───── Reading passage ─────

Elevation Interpolation

For each control point at distance d along a line of total length L:

fraction = d / L
h = h_start + (h_end - h_start) * fraction

This assumes the line is digitized in the direction of flow (start → end).


prepare_data()

prepare_data(
    wx: np.ndarray,
    wy: np.ndarray,
    wh: np.ndarray,
    control_points_list: list[tuple[np.ndarray, np.ndarray, np.ndarray]],
    config: dict,
) -> tuple[np.ndarray, np.ndarray, np.ndarray]

Merge observation wells with one or more control point sources, then remove near-duplicate points.

Parameters

Parameter Type Required Description
wx np.ndarray Yes X coordinates of observation wells.
wy np.ndarray Yes Y coordinates of observation wells.
wh np.ndarray Yes Head values of observation wells.
control_points_list list Yes List of (cx, cy, ch) tuples, one per control point source. Pass [] if no control points.
config dict Yes Full configuration dictionary. Uses config["min_separation_distance"] for duplicate removal.

Returns

tuple[np.ndarray, np.ndarray, np.ndarray] — Three 1-D arrays (all_x, all_y, all_h) after merging and duplicate removal.

Merging Logic

  1. Observation well arrays are placed first.
  2. Each (cx, cy, ch) tuple from control_points_list is appended in order using np.concatenate.
  3. The merged arrays are passed to remove_duplicate_points() with min_dist = config.get("min_separation_distance", 0.0).

───── The input ─────

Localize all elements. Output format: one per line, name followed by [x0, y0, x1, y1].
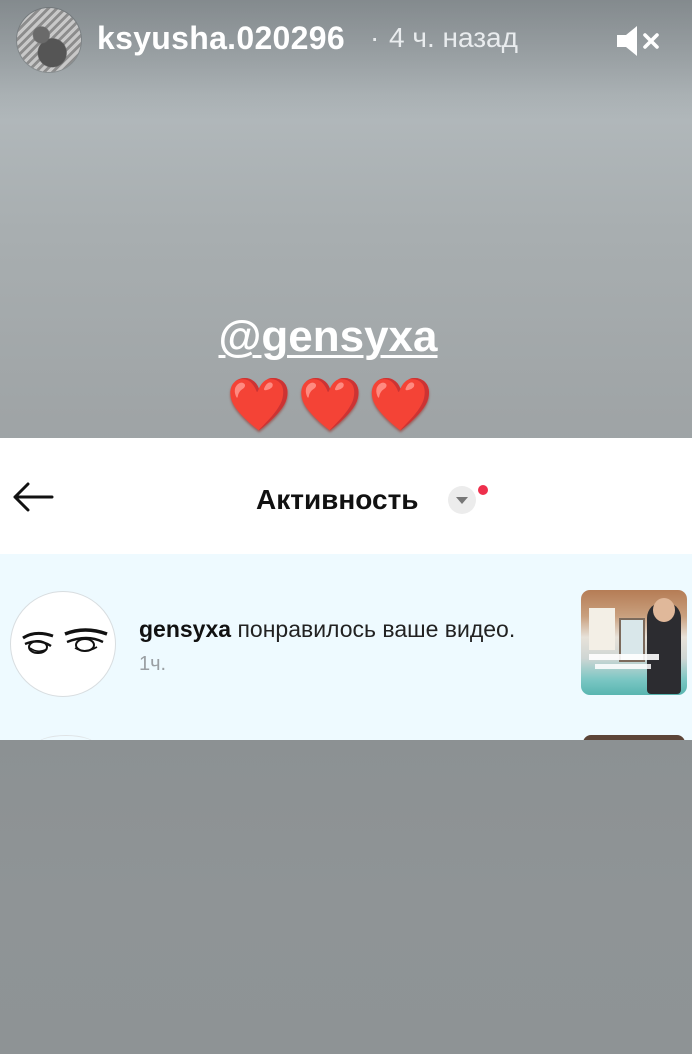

─────
───── The input ─────

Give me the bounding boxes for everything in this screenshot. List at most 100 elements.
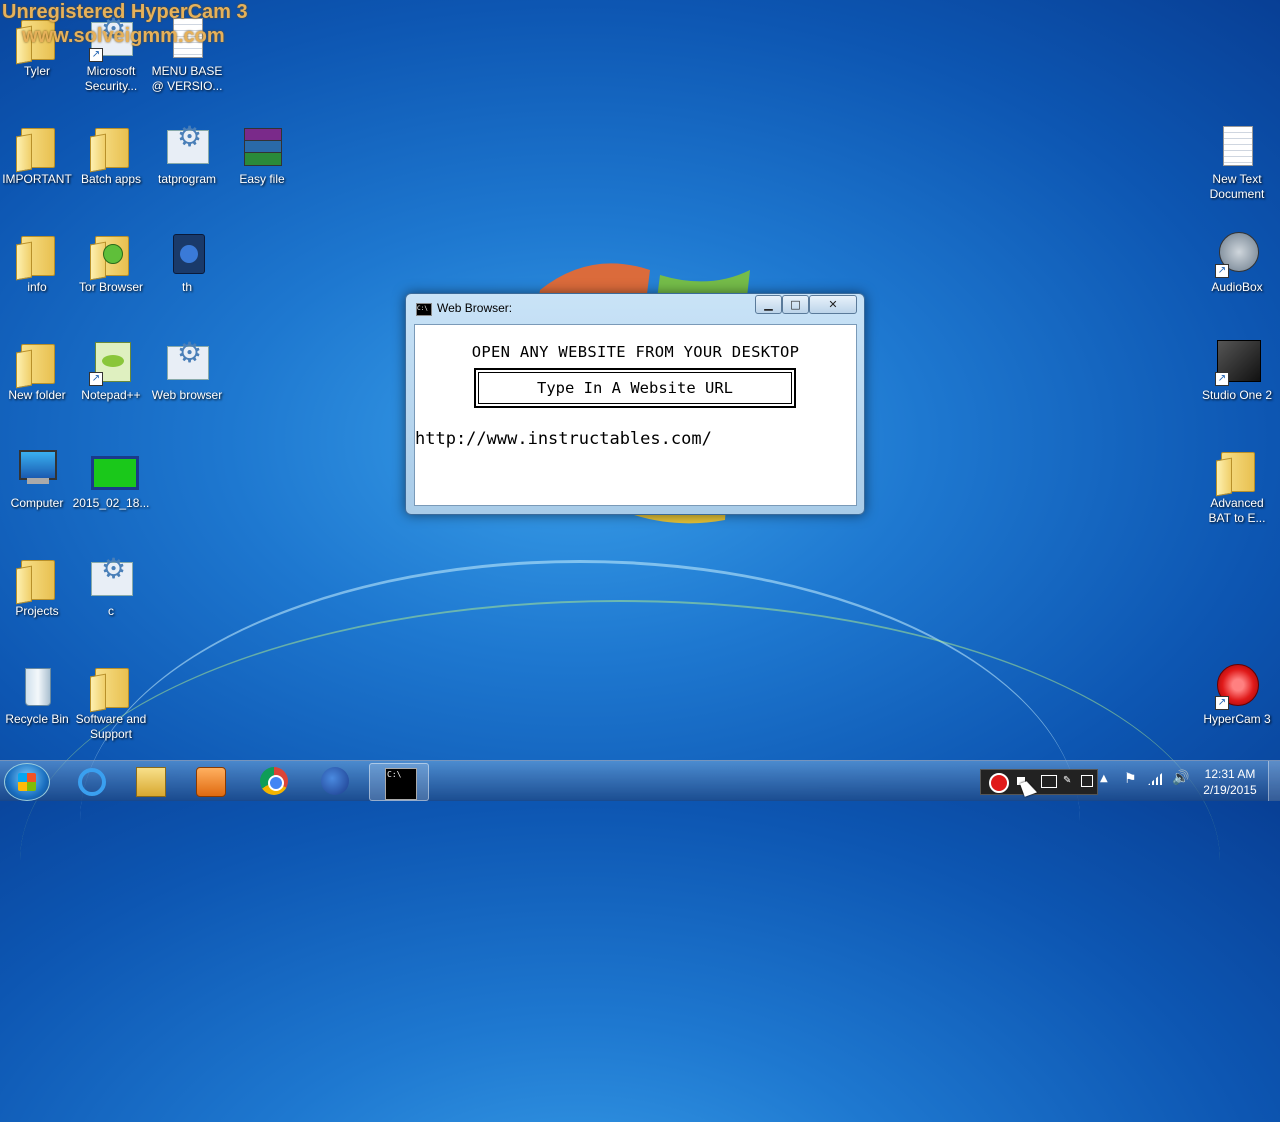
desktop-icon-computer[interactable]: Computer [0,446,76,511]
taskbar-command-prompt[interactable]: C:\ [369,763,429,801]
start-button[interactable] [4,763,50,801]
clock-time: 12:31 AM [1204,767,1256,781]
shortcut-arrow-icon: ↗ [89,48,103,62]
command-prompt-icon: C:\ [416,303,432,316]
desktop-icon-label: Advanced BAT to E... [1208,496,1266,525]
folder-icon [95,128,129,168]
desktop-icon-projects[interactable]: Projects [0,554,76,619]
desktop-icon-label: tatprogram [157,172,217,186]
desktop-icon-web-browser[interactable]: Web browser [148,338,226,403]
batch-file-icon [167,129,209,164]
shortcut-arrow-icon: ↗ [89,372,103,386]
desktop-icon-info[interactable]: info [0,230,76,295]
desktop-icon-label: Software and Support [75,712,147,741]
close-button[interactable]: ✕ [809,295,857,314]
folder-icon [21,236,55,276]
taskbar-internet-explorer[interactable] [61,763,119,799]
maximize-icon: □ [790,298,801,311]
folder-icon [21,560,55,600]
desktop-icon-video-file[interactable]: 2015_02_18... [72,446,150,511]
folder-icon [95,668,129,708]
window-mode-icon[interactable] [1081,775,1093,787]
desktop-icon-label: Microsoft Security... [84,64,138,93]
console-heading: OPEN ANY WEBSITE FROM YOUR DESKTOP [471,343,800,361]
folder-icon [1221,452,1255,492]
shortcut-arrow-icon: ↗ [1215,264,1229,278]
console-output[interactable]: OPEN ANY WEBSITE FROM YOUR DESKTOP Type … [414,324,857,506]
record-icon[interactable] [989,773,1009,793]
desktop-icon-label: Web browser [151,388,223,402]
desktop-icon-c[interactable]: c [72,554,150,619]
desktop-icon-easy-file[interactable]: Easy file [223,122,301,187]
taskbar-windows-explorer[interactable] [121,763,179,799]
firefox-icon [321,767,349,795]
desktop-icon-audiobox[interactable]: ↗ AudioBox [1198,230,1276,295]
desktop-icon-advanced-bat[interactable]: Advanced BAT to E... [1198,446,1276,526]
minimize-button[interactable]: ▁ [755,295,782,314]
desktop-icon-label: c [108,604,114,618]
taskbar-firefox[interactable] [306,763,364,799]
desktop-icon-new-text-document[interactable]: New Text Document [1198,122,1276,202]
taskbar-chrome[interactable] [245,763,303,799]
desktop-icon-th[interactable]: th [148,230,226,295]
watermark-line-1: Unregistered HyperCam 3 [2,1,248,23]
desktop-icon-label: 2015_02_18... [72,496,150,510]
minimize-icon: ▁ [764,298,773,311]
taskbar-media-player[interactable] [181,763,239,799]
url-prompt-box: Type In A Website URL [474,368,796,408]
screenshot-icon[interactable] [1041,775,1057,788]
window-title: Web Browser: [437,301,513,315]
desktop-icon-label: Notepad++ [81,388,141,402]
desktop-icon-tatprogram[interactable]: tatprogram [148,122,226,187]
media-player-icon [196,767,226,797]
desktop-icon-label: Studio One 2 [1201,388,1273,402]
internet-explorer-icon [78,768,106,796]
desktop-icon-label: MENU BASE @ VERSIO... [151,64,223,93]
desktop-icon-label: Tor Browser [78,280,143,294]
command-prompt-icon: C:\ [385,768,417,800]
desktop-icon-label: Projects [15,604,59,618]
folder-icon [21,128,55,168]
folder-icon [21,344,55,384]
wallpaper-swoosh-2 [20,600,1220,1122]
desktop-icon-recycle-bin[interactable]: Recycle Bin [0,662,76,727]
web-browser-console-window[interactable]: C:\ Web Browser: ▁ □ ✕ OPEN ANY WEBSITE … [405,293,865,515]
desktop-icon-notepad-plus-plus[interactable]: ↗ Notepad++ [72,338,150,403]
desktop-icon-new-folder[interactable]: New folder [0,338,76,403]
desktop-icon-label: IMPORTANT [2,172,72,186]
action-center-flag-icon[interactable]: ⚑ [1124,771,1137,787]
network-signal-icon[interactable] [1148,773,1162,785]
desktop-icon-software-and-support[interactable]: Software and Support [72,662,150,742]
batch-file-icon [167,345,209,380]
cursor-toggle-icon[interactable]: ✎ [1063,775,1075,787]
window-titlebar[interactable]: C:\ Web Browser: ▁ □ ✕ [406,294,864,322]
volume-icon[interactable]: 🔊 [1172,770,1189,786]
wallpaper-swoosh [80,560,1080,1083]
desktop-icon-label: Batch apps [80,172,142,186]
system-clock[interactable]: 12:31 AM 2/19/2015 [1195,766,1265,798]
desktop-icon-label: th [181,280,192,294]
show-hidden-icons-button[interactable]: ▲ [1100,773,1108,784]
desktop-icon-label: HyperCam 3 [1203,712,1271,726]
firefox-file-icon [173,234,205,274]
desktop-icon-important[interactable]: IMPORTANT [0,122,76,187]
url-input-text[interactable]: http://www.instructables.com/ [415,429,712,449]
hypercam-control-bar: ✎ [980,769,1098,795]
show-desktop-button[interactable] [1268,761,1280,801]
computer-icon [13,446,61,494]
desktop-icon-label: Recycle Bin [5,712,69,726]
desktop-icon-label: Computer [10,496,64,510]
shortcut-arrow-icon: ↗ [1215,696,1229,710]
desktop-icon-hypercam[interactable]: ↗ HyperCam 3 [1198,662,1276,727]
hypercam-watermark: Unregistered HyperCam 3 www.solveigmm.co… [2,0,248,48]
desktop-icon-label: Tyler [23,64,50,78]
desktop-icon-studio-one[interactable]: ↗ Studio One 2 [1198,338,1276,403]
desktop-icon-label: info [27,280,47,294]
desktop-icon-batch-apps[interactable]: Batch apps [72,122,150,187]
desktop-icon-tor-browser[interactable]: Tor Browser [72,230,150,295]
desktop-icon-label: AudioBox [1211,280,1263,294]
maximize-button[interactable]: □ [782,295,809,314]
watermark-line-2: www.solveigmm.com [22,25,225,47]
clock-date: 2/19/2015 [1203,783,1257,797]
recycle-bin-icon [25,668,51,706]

─────

> Required work
1) Give the entries that open with the line containing "Give me the" and close with the line containing "taskbar-chrome[interactable] [245,763,303,799]" as a two-column CSV with the columns instruction and output. Write one row per instruction, put each field in quotes, replace line breaks with spaces, and leave out the pictures.
2) Please carry the elevation interpolation and prepare_data documentation further from the point where it stops.

> Expected responses
1)
instruction,output
"Give me the bounding boxes for everything in this screenshot. List at most 100 elements.","desktop-icon-computer[interactable]: Computer [0,446,76,511] taskbar-command-prompt[interactable]: C:\ [369,763,429,801] start-button[interactable] [4,763,50,801] clock-time: 12:31 AM [1204,767,1256,781] shortcut-arrow-icon: ↗ [89,48,103,62] command-prompt-icon: C:\ [416,303,432,316] desktop-icon-label: Advanced BAT to E... [1208,496,1266,525] folder-icon [95,128,129,168] desktop-icon-projects[interactable]: Projects [0,554,76,619] desktop-icon-label: tatprogram [157,172,217,186] desktop-icon-web-browser[interactable]: Web browser [148,338,226,403] batch-file-icon [167,129,209,164] shortcut-arrow-icon: ↗ [89,372,103,386] desktop-icon-info[interactable]: info [0,230,76,295] desktop-icon-label: Software and Support [75,712,147,741] close-button[interactable]: ✕ [809,295,857,314] folder-icon [21,236,55,276] taskbar-internet-explorer[interactable] [61,763,119,799] maximize-icon: □ [790,298,801,311] folder-icon [21,560,55,600] desktop-icon-video-file[interactable]: 2015_02_18... [72,446,150,511] folder-icon [95,668,129,708] window-mode-icon[interactable] [1081,775,1093,787] desktop-icon-label: Microsoft Security... [84,64,138,93] console-heading: OPEN ANY WEBSITE FROM YOUR DESKTOP [471,343,800,361] folder-icon [1221,452,1255,492] shortcut-arrow-icon: ↗ [1215,264,1229,278] console-output[interactable]: OPEN ANY WEBSITE FROM YOUR DESKTOP Type … [414,324,857,506] record-icon[interactable] [989,773,1009,793] desktop-icon-label: Web browser [151,388,223,402] desktop-icon-c[interactable]: c [72,554,150,619] desktop-icon-easy-file[interactable]: Easy file [223,122,301,187] taskbar-windows-explorer[interactable] [121,763,179,799] firefox-icon [321,767,349,795] desktop-icon-audiobox[interactable]: ↗ AudioBox [1198,230,1276,295] desktop-icon-advanced-bat[interactable]: Advanced BAT to E... [1198,446,1276,526] minimize-button[interactable]: ▁ [755,295,782,314] desktop-icon-label: c [108,604,114,618] taskbar-firefox[interactable] [306,763,364,799] desktop-icon-new-text-document[interactable]: New Text Document [1198,122,1276,202] taskbar-chrome[interactable] [245,763,303,799]"

2)
Exceptions

Exception Condition
ValueError A control_points_list item is not a 3-tuple, or arrays within a tuple have mismatched lengths, or merged arrays have mismatched lengths.

Notes

  • None inputs for wx, wy, wh are treated as empty arrays.
  • None entries in control_points_list are silently skipped.
  • If min_separation_distance is absent from config or <= 0, no duplicate removal is performed.
  • The nugget override array cp_n returned by load_line_features() is not passed to prepare_data() — it is handled separately in the main pipeline.

Example

from data import load_config, load_observation_wells, load_line_features, prepare_data

cfg = load_config("config.json")
wx, wy, wh = load_observation_wells(cfg)

cp_x, cp_y, cp_h, cp_n = load_line_features(cfg["data_sources"]["linesink_river"], cfg)

all_x, all_y, all_h = prepare_data(wx, wy, wh, [(cp_x, cp_y, cp_h)], cfg)
print(f"Total data points after merging: {len(all_x)}")